[Data items]
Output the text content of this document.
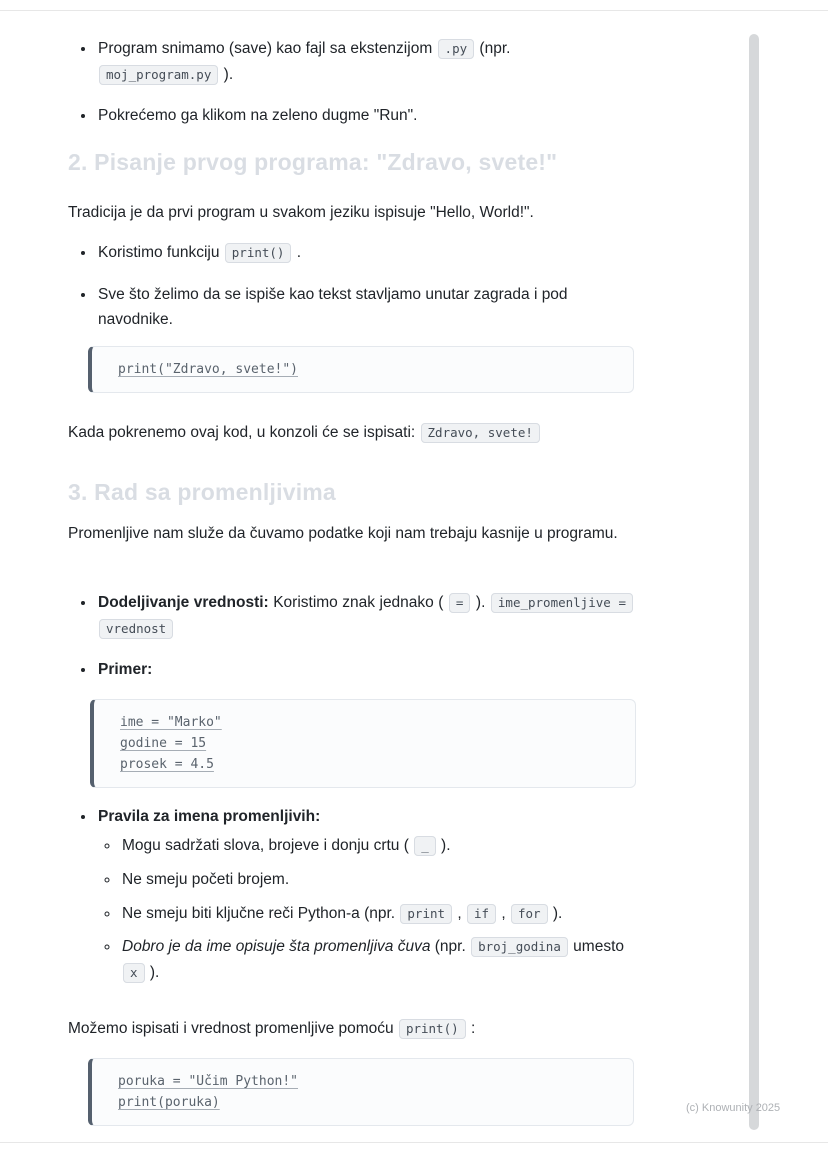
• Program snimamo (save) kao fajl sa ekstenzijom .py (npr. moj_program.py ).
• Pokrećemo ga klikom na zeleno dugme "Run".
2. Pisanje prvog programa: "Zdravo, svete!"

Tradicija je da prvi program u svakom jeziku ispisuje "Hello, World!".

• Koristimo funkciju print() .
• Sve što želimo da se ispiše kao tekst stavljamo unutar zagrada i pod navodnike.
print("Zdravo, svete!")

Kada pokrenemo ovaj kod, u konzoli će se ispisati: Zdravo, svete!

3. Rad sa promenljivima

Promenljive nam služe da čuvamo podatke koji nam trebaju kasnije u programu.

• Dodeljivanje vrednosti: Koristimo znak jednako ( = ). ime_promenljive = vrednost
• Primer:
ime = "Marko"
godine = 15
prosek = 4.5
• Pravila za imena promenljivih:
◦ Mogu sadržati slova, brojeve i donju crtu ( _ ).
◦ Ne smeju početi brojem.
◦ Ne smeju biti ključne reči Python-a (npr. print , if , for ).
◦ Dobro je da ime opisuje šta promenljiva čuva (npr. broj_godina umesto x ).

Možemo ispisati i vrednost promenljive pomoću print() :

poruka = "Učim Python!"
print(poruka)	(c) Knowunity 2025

#### GOAL OF THE EXERCISE:
Search the data above for the string "Koristimo" and copy each line that has it.

#### THE REPLY:
• Koristimo funkciju print() .
• Dodeljivanje vrednosti: Koristimo znak jednako ( = ). ime_promenljive = vrednost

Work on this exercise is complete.